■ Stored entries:
============
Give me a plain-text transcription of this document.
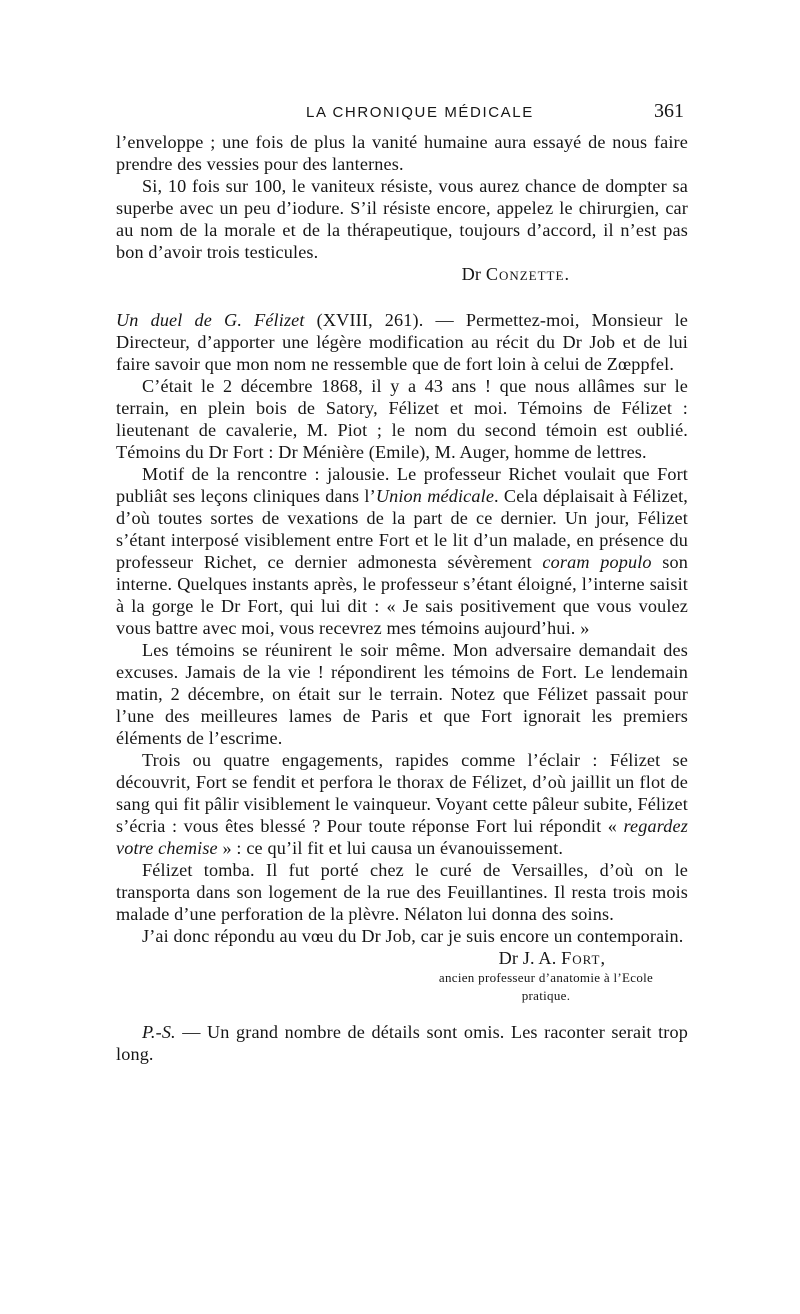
LA CHRONIQUE MÉDICALE	361

l’enveloppe ; une fois de plus la vanité humaine aura essayé de nous faire prendre des vessies pour des lanternes.

Si, 10 fois sur 100, le vaniteux résiste, vous aurez chance de dompter sa superbe avec un peu d’iodure. S’il résiste encore, appelez le chirurgien, car au nom de la morale et de la thérapeutique, toujours d’accord, il n’est pas bon d’avoir trois testicules.

Dr Conzette.

Un duel de G. Félizet (XVIII, 261). — Permettez-moi, Monsieur le Directeur, d’apporter une légère modification au récit du Dr Job et de lui faire savoir que mon nom ne ressemble que de fort loin à celui de Zœppfel.

C’était le 2 décembre 1868, il y a 43 ans ! que nous allâmes sur le terrain, en plein bois de Satory, Félizet et moi. Témoins de Félizet : lieutenant de cavalerie, M. Piot ; le nom du second témoin est oublié. Témoins du Dr Fort : Dr Ménière (Emile), M. Auger, homme de lettres.

Motif de la rencontre : jalousie. Le professeur Richet voulait que Fort publiât ses leçons cliniques dans l’Union médicale. Cela déplaisait à Félizet, d’où toutes sortes de vexations de la part de ce dernier. Un jour, Félizet s’étant interposé visiblement entre Fort et le lit d’un malade, en présence du professeur Richet, ce dernier admonesta sévèrement coram populo son interne. Quelques instants après, le professeur s’étant éloigné, l’interne saisit à la gorge le Dr Fort, qui lui dit : « Je sais positivement que vous voulez vous battre avec moi, vous recevrez mes témoins aujourd’hui. »

Les témoins se réunirent le soir même. Mon adversaire demandait des excuses. Jamais de la vie ! répondirent les témoins de Fort. Le lendemain matin, 2 décembre, on était sur le terrain. Notez que Félizet passait pour l’une des meilleures lames de Paris et que Fort ignorait les premiers éléments de l’escrime.

Trois ou quatre engagements, rapides comme l’éclair : Félizet se découvrit, Fort se fendit et perfora le thorax de Félizet, d’où jaillit un flot de sang qui fit pâlir visiblement le vainqueur. Voyant cette pâleur subite, Félizet s’écria : vous êtes blessé ? Pour toute réponse Fort lui répondit « regardez votre chemise » : ce qu’il fit et lui causa un évanouissement.

Félizet tomba. Il fut porté chez le curé de Versailles, d’où on le transporta dans son logement de la rue des Feuillantines. Il resta trois mois malade d’une perforation de la plèvre. Nélaton lui donna des soins.

J’ai donc répondu au vœu du Dr Job, car je suis encore un contemporain.

Dr J. A. Fort,

ancien professeur d’anatomie à l’Ecole pratique.

P.-S. — Un grand nombre de détails sont omis. Les raconter serait trop long.
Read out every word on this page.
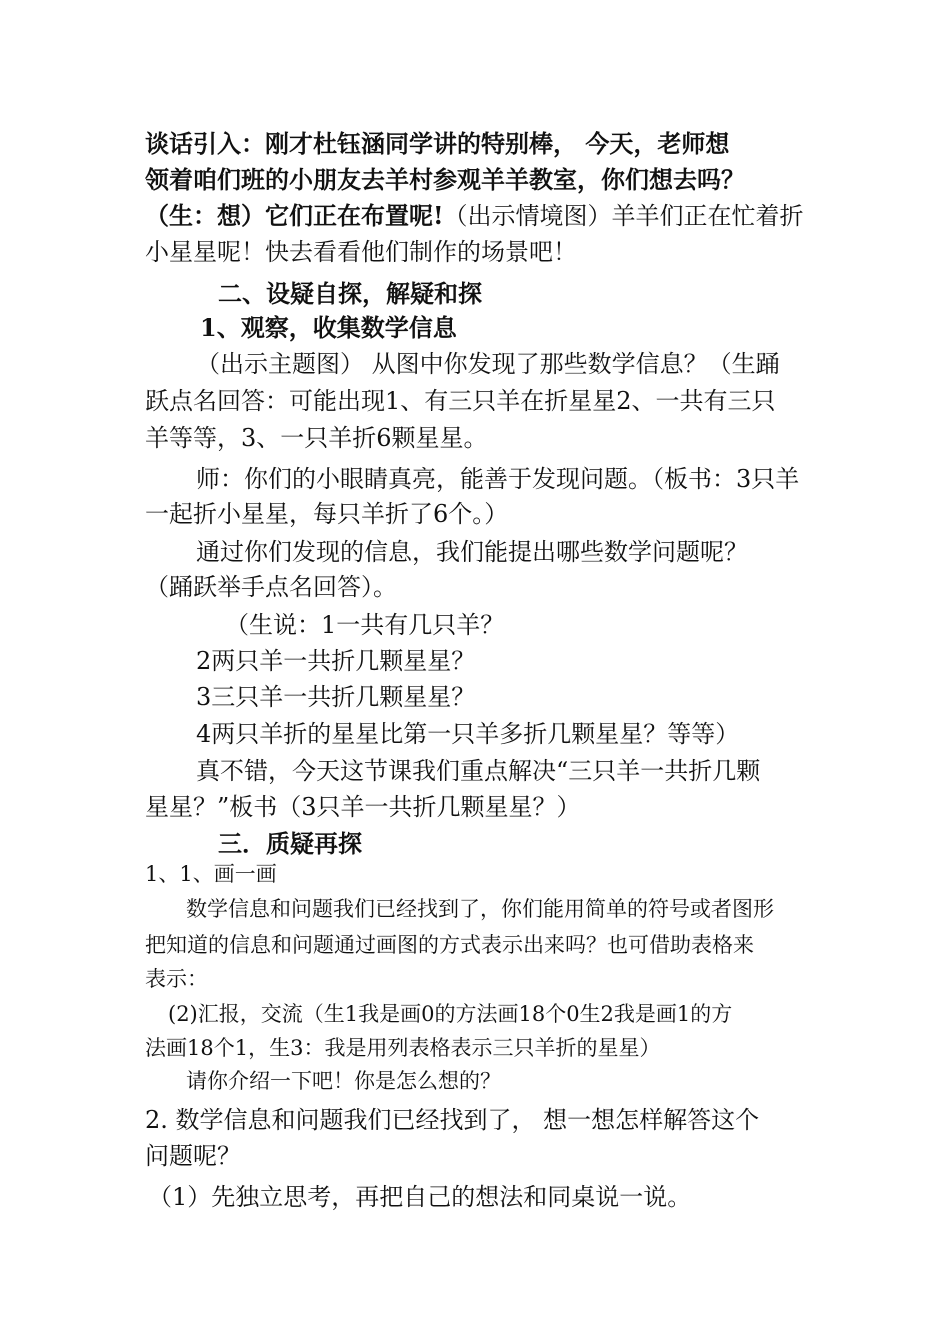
谈话引入：刚才杜钰涵同学讲的特别棒， 今天，老师想
领着咱们班的小朋友去羊村参观羊羊教室，你们想去吗？
（生：想）它们正在布置呢!（出示情境图）羊羊们正在忙着折
小星星呢！快去看看他们制作的场景吧！
二、设疑自探，解疑和探
1、观察，收集数学信息
（出示主题图） 从图中你发现了那些数学信息？（生踊
跃点名回答：可能出现1、有三只羊在折星星2、一共有三只
羊等等，3、一只羊折6颗星星。
师：你们的小眼睛真亮，能善于发现问题。（板书：3只羊
一起折小星星，每只羊折了6个。）
通过你们发现的信息，我们能提出哪些数学问题呢？
（踊跃举手点名回答）。
（生说：1一共有几只羊？
2两只羊一共折几颗星星？
3三只羊一共折几颗星星？
4两只羊折的星星比第一只羊多折几颗星星？等等）
真不错，今天这节课我们重点解决“三只羊一共折几颗
星星？”板书（3只羊一共折几颗星星？）
三．质疑再探
1、1、画一画
数学信息和问题我们已经找到了，你们能用简单的符号或者图形
把知道的信息和问题通过画图的方式表示出来吗？也可借助表格来
表示：
(2)汇报，交流（生1我是画0的方法画18个0生2我是画1的方
法画18个1，生3：我是用列表格表示三只羊折的星星）
请你介绍一下吧！你是怎么想的？
2. 数学信息和问题我们已经找到了， 想一想怎样解答这个
问题呢？
（1）先独立思考，再把自己的想法和同桌说一说。
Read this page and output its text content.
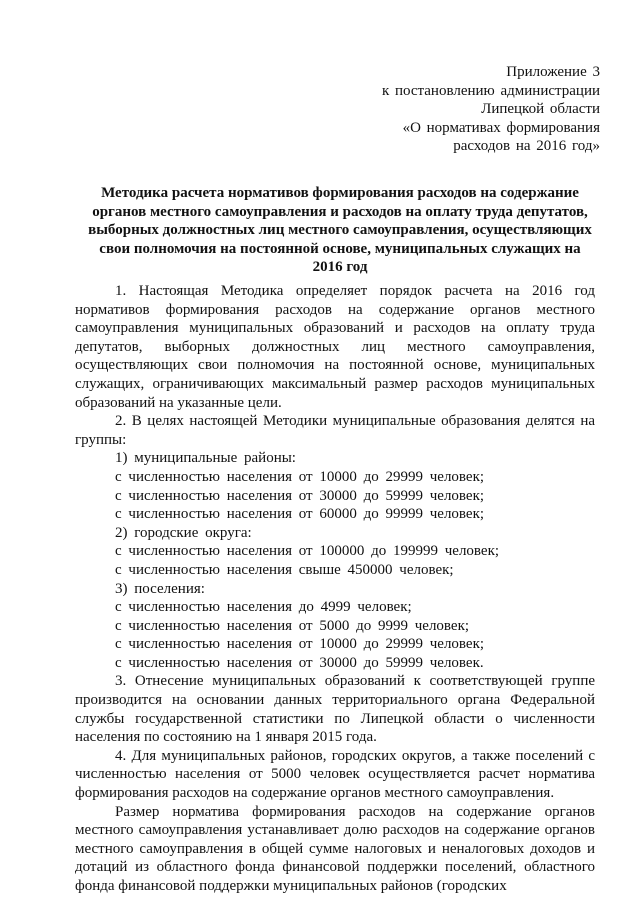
Приложение 3
к постановлению администрации
Липецкой области
«О нормативах формирования
расходов на 2016 год»
Методика расчета нормативов формирования расходов на содержание
органов местного самоуправления и расходов на оплату труда депутатов,
выборных должностных лиц местного самоуправления, осуществляющих
свои полномочия на постоянной основе, муниципальных служащих на
2016 год

1. Настоящая Методика определяет порядок расчета на 2016 год нормативов формирования расходов на содержание органов местного самоуправления муниципальных образований и расходов на оплату труда депутатов, выборных должностных лиц местного самоуправления, осуществляющих свои полномочия на постоянной основе, муниципальных служащих, ограничивающих максимальный размер расходов муниципальных образований на указанные цели.

2. В целях настоящей Методики муниципальные образования делятся на группы:

1) муниципальные районы:

с численностью населения от 10000 до 29999 человек;

с численностью населения от 30000 до 59999 человек;

с численностью населения от 60000 до 99999 человек;

2) городские округа:

с численностью населения от 100000 до 199999 человек;

с численностью населения свыше 450000 человек;

3) поселения:

с численностью населения до 4999 человек;

с численностью населения от 5000 до 9999 человек;

с численностью населения от 10000 до 29999 человек;

с численностью населения от 30000 до 59999 человек.

3. Отнесение муниципальных образований к соответствующей группе производится на основании данных территориального органа Федеральной службы государственной статистики по Липецкой области о численности населения по состоянию на 1 января 2015 года.

4. Для муниципальных районов, городских округов, а также поселений с численностью населения от 5000 человек осуществляется расчет норматива формирования расходов на содержание органов местного самоуправления.

Размер норматива формирования расходов на содержание органов местного самоуправления устанавливает долю расходов на содержание органов местного самоуправления в общей сумме налоговых и неналоговых доходов и дотаций из областного фонда финансовой поддержки поселений, областного фонда финансовой поддержки муниципальных районов (городских
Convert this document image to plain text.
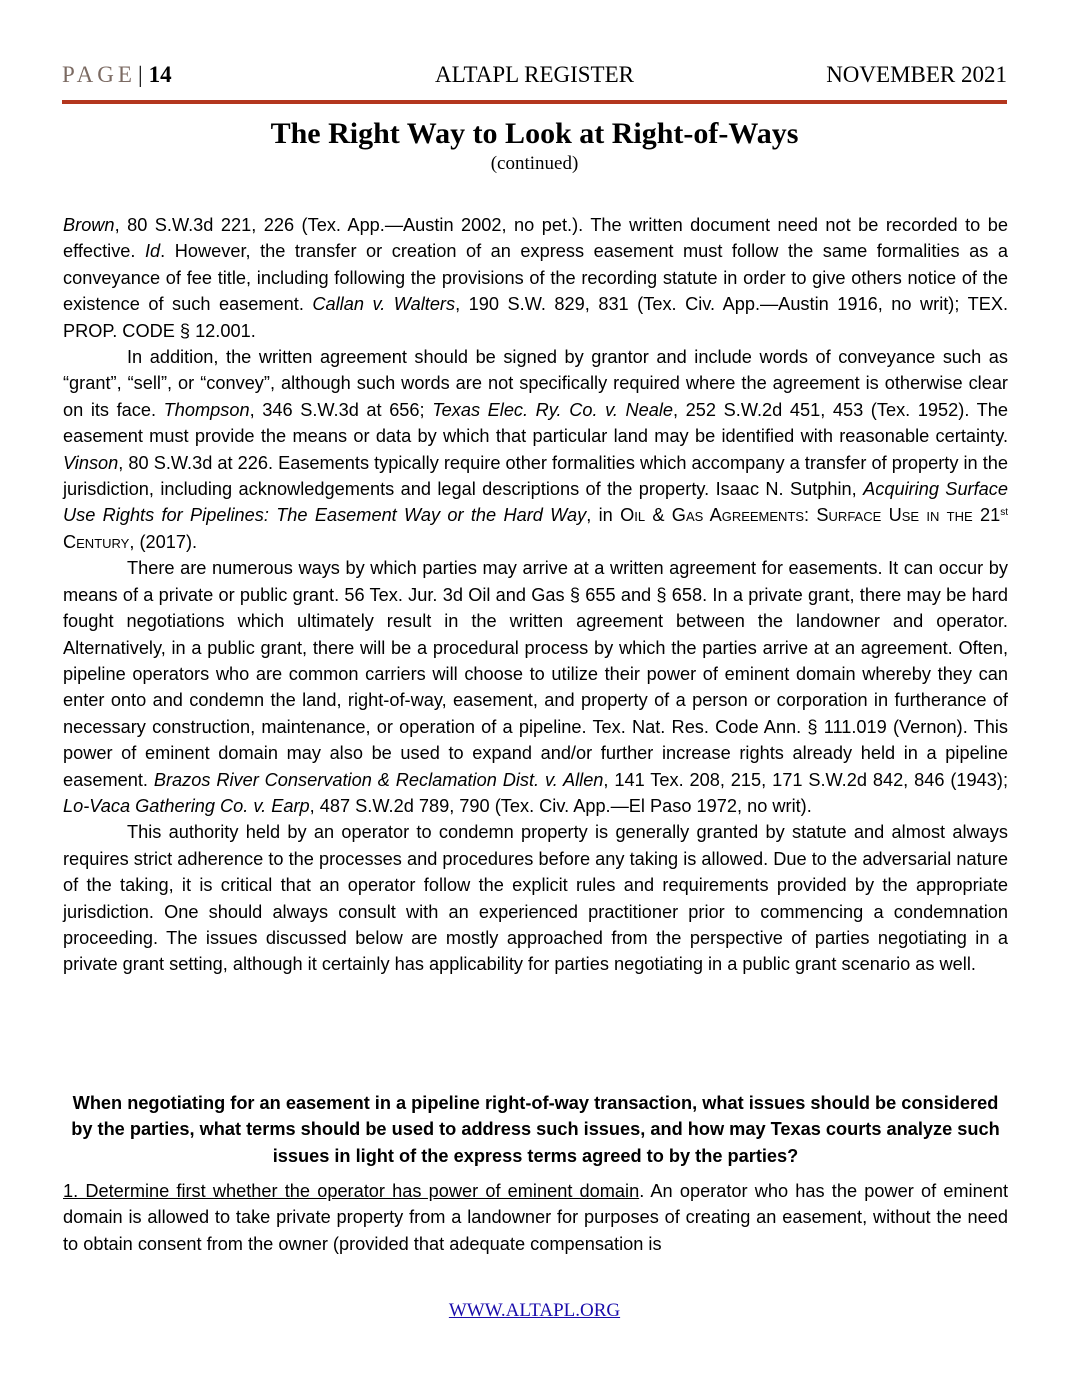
PAGE| 14	ALTAPL REGISTER	NOVEMBER 2021
The Right Way to Look at Right-of-Ways
(continued)

Brown, 80 S.W.3d 221, 226 (Tex. App.—Austin 2002, no pet.). The written document need not be recorded to be effective. Id. However, the transfer or creation of an express easement must follow the same formalities as a conveyance of fee title, including following the provisions of the recording statute in order to give others notice of the existence of such easement. Callan v. Walters, 190 S.W. 829, 831 (Tex. Civ. App.—Austin 1916, no writ); TEX. PROP. CODE § 12.001.

In addition, the written agreement should be signed by grantor and include words of conveyance such as “grant”, “sell”, or “convey”, although such words are not specifically required where the agreement is otherwise clear on its face. Thompson, 346 S.W.3d at 656; Texas Elec. Ry. Co. v. Neale, 252 S.W.2d 451, 453 (Tex. 1952). The easement must provide the means or data by which that particular land may be identified with reasonable certainty. Vinson, 80 S.W.3d at 226. Easements typically require other formalities which accompany a transfer of property in the jurisdiction, including acknowledgements and legal descriptions of the property. Isaac N. Sutphin, Acquiring Surface Use Rights for Pipelines: The Easement Way or the Hard Way, in Oil & Gas Agreements: Surface Use in the 21st Century, (2017).

There are numerous ways by which parties may arrive at a written agreement for easements. It can occur by means of a private or public grant. 56 Tex. Jur. 3d Oil and Gas § 655 and § 658. In a private grant, there may be hard fought negotiations which ultimately result in the written agreement between the landowner and operator. Alternatively, in a public grant, there will be a procedural process by which the parties arrive at an agreement. Often, pipeline operators who are common carriers will choose to utilize their power of eminent domain whereby they can enter onto and condemn the land, right-of-way, easement, and property of a person or corporation in furtherance of necessary construction, maintenance, or operation of a pipeline. Tex. Nat. Res. Code Ann. § 111.019 (Vernon). This power of eminent domain may also be used to expand and/or further increase rights already held in a pipeline easement. Brazos River Conservation & Reclamation Dist. v. Allen, 141 Tex. 208, 215, 171 S.W.2d 842, 846 (1943); Lo-Vaca Gathering Co. v. Earp, 487 S.W.2d 789, 790 (Tex. Civ. App.—El Paso 1972, no writ).

This authority held by an operator to condemn property is generally granted by statute and almost always requires strict adherence to the processes and procedures before any taking is allowed. Due to the adversarial nature of the taking, it is critical that an operator follow the explicit rules and requirements provided by the appropriate jurisdiction. One should always consult with an experienced practitioner prior to commencing a condemnation proceeding. The issues discussed below are mostly approached from the perspective of parties negotiating in a private grant setting, although it certainly has applicability for parties negotiating in a public grant scenario as well.

When negotiating for an easement in a pipeline right-of-way transaction, what issues should be considered by the parties, what terms should be used to address such issues, and how may Texas courts analyze such issues in light of the express terms agreed to by the parties?
1. Determine first whether the operator has power of eminent domain. An operator who has the power of eminent domain is allowed to take private property from a landowner for purposes of creating an easement, without the need to obtain consent from the owner (provided that adequate compensation is
WWW.ALTAPL.ORG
============
■ Problem: Copy each line from the records above that includes the string "faire".

■ Exercise output:
l’enveloppe ; une fois de plus la vanité humaine aura essayé de nous faire prendre des vessies pour des lanternes.
Un duel de G. Félizet (XVIII, 261). — Permettez-moi, Monsieur le Directeur, d’apporter une légère modification au récit du Dr Job et de lui faire savoir que mon nom ne ressemble que de fort loin à celui de Zœppfel.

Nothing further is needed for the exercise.